#### DATA SHOWN:
══════════════════════════════

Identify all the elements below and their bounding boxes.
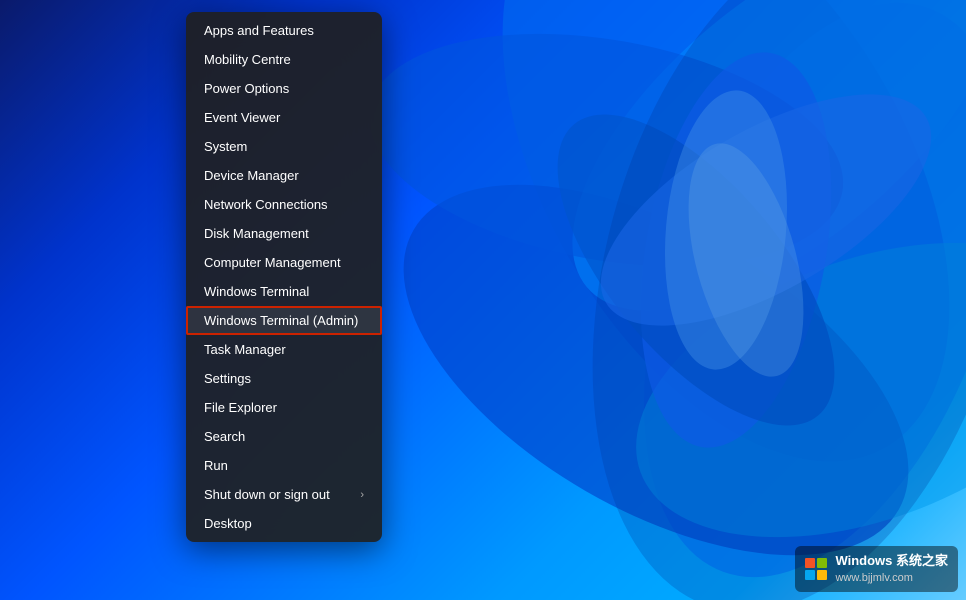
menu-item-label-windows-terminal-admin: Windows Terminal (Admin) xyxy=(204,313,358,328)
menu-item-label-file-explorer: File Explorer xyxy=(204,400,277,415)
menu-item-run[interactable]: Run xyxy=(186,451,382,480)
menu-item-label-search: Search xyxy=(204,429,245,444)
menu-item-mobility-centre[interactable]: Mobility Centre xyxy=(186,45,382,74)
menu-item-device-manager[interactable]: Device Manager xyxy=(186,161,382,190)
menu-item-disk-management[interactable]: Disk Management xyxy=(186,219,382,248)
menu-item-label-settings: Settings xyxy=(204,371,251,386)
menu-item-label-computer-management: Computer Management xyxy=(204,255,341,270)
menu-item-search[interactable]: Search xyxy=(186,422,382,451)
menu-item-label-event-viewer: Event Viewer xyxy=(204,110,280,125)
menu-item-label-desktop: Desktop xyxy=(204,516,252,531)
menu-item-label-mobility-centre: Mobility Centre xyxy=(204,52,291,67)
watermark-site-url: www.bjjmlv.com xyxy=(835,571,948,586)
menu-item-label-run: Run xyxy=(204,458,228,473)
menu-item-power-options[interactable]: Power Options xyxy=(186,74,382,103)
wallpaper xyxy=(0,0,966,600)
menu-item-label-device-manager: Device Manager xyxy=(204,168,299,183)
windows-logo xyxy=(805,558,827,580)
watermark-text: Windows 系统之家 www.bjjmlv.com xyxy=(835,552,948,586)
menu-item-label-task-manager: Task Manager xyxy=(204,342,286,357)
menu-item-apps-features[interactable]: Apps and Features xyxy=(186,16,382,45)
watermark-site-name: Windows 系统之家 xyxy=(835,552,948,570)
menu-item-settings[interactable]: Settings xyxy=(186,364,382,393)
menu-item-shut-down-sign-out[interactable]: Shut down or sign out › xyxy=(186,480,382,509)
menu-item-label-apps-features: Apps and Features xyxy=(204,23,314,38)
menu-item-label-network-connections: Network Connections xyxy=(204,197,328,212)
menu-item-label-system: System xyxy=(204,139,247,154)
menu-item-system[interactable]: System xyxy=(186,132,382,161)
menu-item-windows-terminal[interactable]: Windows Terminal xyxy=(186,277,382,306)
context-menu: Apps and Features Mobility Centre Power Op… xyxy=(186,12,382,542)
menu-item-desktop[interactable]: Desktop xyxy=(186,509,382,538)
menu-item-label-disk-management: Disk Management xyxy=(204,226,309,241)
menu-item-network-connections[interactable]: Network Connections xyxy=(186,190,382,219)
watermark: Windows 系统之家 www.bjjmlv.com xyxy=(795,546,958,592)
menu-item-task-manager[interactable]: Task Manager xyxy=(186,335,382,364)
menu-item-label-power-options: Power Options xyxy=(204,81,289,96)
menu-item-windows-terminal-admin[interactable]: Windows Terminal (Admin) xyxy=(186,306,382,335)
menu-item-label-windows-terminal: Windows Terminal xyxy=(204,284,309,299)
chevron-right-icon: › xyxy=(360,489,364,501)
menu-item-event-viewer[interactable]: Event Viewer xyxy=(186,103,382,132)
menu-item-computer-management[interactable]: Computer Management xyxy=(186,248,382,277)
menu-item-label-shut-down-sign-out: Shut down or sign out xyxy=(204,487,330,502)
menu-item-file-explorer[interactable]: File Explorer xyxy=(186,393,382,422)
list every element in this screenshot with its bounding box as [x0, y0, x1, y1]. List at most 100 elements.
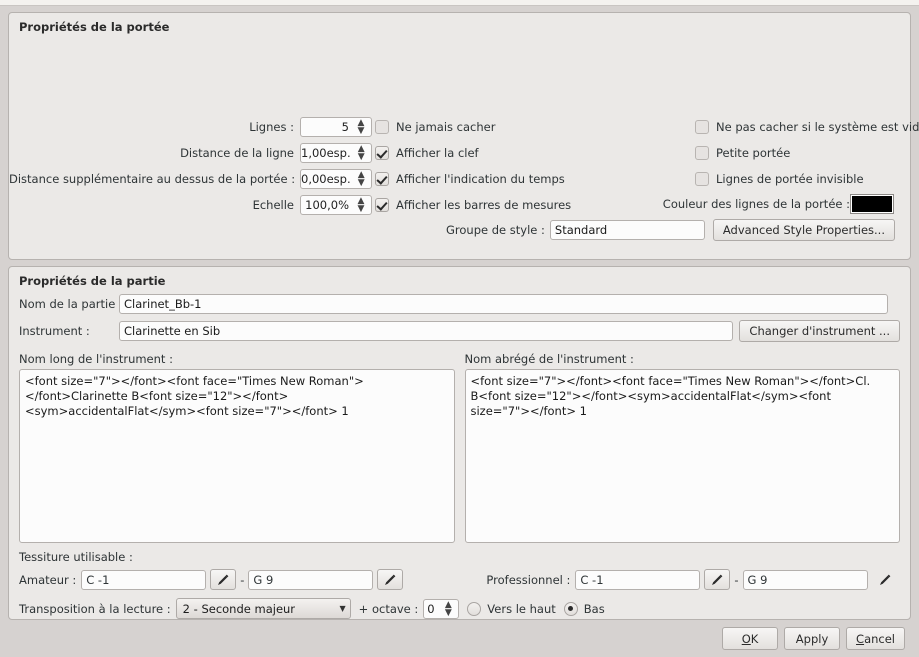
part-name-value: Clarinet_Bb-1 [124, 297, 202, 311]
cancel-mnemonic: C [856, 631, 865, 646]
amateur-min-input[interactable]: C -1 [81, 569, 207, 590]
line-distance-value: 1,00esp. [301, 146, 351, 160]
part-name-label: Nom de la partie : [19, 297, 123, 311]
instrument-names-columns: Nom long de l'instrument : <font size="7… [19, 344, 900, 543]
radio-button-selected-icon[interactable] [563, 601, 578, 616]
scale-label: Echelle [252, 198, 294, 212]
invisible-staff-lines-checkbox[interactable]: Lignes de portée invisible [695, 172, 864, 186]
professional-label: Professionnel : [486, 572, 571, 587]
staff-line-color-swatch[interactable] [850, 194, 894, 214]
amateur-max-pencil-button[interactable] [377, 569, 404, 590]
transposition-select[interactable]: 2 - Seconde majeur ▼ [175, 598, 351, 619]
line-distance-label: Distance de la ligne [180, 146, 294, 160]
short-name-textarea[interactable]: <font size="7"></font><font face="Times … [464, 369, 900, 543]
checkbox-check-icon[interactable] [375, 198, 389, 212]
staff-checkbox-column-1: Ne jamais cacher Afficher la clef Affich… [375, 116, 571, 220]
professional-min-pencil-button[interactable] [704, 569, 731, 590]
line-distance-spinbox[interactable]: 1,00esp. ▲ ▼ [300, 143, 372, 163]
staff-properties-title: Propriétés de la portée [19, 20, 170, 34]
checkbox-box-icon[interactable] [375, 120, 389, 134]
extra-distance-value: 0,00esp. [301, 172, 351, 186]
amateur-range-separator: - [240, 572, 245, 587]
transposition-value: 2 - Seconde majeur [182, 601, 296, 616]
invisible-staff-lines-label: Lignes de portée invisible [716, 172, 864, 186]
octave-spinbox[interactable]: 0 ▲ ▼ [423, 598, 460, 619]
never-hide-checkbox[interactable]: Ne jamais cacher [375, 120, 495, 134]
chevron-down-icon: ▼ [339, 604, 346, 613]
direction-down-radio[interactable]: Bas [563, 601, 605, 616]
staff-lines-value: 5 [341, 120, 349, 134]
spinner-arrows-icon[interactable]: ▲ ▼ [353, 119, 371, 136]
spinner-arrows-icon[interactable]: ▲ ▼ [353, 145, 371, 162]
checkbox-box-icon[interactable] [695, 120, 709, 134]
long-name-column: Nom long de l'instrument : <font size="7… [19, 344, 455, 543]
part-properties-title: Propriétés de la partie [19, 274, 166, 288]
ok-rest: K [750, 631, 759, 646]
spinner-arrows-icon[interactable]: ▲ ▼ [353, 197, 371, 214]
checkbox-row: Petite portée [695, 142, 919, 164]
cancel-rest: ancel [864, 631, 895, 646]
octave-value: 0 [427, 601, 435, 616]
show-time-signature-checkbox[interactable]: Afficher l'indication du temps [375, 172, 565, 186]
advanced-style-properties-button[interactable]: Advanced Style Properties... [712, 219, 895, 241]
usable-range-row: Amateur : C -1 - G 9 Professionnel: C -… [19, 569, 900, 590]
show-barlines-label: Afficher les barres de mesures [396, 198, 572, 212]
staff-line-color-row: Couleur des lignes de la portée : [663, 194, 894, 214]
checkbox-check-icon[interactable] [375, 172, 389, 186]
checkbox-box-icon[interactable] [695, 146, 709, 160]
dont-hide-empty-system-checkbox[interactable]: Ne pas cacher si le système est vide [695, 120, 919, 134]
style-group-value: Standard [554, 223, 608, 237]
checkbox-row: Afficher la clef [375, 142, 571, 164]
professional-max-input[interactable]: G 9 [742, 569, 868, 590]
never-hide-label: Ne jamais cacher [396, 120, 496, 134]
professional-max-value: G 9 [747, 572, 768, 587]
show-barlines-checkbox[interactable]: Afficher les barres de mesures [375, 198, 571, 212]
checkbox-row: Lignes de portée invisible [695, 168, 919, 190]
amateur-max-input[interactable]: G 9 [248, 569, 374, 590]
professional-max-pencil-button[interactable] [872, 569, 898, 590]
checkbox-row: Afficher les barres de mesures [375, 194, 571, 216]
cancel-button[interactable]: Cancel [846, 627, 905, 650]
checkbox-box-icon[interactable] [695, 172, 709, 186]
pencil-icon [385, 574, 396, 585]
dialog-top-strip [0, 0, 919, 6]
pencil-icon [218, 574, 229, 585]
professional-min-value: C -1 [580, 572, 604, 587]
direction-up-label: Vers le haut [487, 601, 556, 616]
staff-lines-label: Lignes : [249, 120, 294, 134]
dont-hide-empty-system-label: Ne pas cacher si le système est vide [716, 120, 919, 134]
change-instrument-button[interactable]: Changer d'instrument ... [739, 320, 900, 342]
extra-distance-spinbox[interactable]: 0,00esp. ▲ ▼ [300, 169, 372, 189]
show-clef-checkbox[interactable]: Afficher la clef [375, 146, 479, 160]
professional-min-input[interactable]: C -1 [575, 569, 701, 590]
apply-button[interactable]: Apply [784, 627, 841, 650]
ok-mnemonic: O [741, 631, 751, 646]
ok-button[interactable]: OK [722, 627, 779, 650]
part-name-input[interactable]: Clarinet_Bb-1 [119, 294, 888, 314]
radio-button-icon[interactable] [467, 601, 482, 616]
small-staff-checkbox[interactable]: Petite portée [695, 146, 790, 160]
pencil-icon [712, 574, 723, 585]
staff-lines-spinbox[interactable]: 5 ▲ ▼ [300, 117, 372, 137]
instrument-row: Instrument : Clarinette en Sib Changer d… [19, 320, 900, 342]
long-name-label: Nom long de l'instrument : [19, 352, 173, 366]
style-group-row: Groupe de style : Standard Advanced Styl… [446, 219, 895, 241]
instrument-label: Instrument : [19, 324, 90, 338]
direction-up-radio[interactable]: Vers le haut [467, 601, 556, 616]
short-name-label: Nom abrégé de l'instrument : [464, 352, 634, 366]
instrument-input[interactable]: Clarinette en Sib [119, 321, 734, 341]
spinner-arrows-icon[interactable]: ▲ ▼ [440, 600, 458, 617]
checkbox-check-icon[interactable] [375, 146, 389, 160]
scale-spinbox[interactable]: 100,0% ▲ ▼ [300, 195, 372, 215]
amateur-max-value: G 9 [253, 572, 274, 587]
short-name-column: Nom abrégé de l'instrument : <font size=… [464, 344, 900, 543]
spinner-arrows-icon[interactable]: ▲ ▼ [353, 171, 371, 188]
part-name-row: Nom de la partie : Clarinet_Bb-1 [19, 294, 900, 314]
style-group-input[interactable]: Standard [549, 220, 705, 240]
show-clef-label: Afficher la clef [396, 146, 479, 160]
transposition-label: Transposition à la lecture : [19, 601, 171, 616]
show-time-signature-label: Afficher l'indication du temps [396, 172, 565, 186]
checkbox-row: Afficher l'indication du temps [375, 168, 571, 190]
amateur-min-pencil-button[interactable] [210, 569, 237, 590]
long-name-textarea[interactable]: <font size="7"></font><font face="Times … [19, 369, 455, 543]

══════════════════════════════

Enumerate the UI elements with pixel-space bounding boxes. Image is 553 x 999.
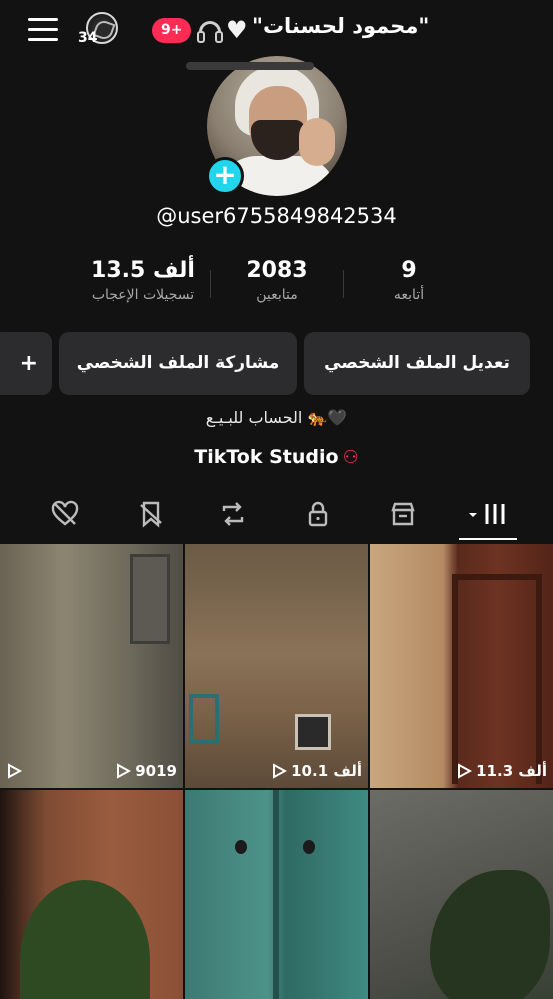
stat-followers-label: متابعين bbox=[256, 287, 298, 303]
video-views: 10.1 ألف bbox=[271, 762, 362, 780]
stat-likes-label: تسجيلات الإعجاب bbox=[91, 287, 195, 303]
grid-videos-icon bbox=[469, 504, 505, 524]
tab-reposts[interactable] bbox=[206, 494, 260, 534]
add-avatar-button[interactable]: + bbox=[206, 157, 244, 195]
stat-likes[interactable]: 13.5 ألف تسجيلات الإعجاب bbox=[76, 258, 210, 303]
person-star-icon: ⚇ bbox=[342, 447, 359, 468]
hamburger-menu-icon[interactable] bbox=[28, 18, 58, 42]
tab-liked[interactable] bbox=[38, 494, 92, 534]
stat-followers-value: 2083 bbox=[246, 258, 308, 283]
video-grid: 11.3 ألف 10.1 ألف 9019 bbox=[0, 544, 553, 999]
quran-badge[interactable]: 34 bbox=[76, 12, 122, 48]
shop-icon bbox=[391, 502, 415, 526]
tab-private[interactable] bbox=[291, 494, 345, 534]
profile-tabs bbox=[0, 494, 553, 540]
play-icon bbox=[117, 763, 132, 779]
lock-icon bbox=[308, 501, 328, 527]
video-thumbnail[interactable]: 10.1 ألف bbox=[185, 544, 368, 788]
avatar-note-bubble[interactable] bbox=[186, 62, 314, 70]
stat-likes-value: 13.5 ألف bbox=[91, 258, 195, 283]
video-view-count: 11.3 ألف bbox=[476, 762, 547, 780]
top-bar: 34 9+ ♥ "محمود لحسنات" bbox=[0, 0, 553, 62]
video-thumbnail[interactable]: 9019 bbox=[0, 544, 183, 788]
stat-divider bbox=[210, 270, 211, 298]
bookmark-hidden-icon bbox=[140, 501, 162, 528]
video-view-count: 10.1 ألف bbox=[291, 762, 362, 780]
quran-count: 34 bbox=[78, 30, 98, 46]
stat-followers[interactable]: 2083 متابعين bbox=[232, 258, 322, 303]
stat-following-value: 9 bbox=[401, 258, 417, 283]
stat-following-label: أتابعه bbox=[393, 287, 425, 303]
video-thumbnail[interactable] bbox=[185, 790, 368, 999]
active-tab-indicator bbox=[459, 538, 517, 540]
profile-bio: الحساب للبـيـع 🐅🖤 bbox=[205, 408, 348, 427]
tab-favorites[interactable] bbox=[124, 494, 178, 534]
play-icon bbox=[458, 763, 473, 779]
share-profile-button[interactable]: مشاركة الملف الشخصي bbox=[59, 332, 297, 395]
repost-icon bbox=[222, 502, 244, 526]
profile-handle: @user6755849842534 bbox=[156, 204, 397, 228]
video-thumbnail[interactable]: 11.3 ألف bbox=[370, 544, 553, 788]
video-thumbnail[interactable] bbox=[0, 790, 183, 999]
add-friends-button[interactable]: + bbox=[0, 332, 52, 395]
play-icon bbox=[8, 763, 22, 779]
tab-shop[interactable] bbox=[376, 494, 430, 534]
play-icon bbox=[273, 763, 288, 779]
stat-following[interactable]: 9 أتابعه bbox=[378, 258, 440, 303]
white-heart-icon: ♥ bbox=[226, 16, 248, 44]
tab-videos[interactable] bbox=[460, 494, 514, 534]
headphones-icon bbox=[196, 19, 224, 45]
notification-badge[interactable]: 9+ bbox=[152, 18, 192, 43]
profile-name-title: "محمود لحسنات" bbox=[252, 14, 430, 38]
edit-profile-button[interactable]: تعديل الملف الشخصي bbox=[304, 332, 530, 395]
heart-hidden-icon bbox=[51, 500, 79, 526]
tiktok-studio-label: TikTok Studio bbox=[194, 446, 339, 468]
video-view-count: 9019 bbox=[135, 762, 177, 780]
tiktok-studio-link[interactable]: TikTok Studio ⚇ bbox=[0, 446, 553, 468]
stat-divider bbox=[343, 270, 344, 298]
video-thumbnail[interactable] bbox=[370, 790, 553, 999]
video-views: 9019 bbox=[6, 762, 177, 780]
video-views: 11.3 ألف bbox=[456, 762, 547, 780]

══════════════════════════════

#### DO THIS:
Copy out the lines starting at the one that contains "part-name-value: Clarinet_Bb-1 [124, 297, 202, 311]" and ending after the one that contains "part-name-label: Nom de", keeping each line identical.

#### TASK RESPONSE:
part-name-value: Clarinet_Bb-1 [124, 297, 202, 311]
cancel-mnemonic: C [856, 631, 865, 646]
amateur-min-input[interactable]: C -1 [81, 569, 207, 590]
line-distance-value: 1,00esp. [301, 146, 351, 160]
part-name-label: Nom de la partie : [19, 297, 123, 311]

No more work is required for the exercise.